AVAILABLE RECORDS:
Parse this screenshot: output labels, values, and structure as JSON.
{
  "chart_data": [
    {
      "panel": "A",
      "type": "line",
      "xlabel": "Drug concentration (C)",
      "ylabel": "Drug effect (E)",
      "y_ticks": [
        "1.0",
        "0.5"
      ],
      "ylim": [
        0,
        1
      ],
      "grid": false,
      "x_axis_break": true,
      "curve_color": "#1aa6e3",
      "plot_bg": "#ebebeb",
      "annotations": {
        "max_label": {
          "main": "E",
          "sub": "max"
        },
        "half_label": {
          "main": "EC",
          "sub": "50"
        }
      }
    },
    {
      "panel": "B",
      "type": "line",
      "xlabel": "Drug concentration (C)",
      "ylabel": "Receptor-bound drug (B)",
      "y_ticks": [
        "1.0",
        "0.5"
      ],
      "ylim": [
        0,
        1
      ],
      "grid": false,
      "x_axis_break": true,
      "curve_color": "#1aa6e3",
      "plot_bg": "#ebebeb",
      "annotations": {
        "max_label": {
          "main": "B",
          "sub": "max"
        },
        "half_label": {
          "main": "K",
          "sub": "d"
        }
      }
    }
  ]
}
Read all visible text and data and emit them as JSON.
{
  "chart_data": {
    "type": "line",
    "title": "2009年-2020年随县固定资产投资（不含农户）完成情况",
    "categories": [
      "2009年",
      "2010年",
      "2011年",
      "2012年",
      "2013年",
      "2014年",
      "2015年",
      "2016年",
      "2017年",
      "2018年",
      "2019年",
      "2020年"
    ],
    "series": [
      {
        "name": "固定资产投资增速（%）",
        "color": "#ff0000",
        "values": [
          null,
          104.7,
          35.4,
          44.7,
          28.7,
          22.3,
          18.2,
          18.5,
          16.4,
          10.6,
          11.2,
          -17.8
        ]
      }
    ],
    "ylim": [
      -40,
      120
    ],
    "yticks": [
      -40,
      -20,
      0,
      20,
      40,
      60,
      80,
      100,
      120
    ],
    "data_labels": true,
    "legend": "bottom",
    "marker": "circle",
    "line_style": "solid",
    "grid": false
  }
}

PROBLEM DESCRIPTION:
Set down all of the data above, word for word.

CORRECT OUTPUT:
Parse this screenshot: output labels, values, and structure as JSON.
{
  "chart_data": [
    {
      "panel": "A",
      "type": "line",
      "xlabel": "Drug concentration (C)",
      "ylabel": "Drug effect (E)",
      "y_ticks": [
        "1.0",
        "0.5"
      ],
      "ylim": [
        0,
        1
      ],
      "grid": false,
      "x_axis_break": true,
      "curve_color": "#1aa6e3",
      "plot_bg": "#ebebeb",
      "annotations": {
        "max_label": {
          "main": "E",
          "sub": "max"
        },
        "half_label": {
          "main": "EC",
          "sub": "50"
        }
      }
    },
    {
      "panel": "B",
      "type": "line",
      "xlabel": "Drug concentration (C)",
      "ylabel": "Receptor-bound drug (B)",
      "y_ticks": [
        "1.0",
        "0.5"
      ],
      "ylim": [
        0,
        1
      ],
      "grid": false,
      "x_axis_break": true,
      "curve_color": "#1aa6e3",
      "plot_bg": "#ebebeb",
      "annotations": {
        "max_label": {
          "main": "B",
          "sub": "max"
        },
        "half_label": {
          "main": "K",
          "sub": "d"
        }
      }
    }
  ]
}
Read all visible text and data and emit them as JSON.
{
  "chart_data": {
    "type": "line",
    "title": "2009年-2020年随县固定资产投资（不含农户）完成情况",
    "categories": [
      "2009年",
      "2010年",
      "2011年",
      "2012年",
      "2013年",
      "2014年",
      "2015年",
      "2016年",
      "2017年",
      "2018年",
      "2019年",
      "2020年"
    ],
    "series": [
      {
        "name": "固定资产投资增速（%）",
        "color": "#ff0000",
        "values": [
          null,
          104.7,
          35.4,
          44.7,
          28.7,
          22.3,
          18.2,
          18.5,
          16.4,
          10.6,
          11.2,
          -17.8
        ]
      }
    ],
    "ylim": [
      -40,
      120
    ],
    "yticks": [
      -40,
      -20,
      0,
      20,
      40,
      60,
      80,
      100,
      120
    ],
    "data_labels": true,
    "legend": "bottom",
    "marker": "circle",
    "line_style": "solid",
    "grid": false
  }
}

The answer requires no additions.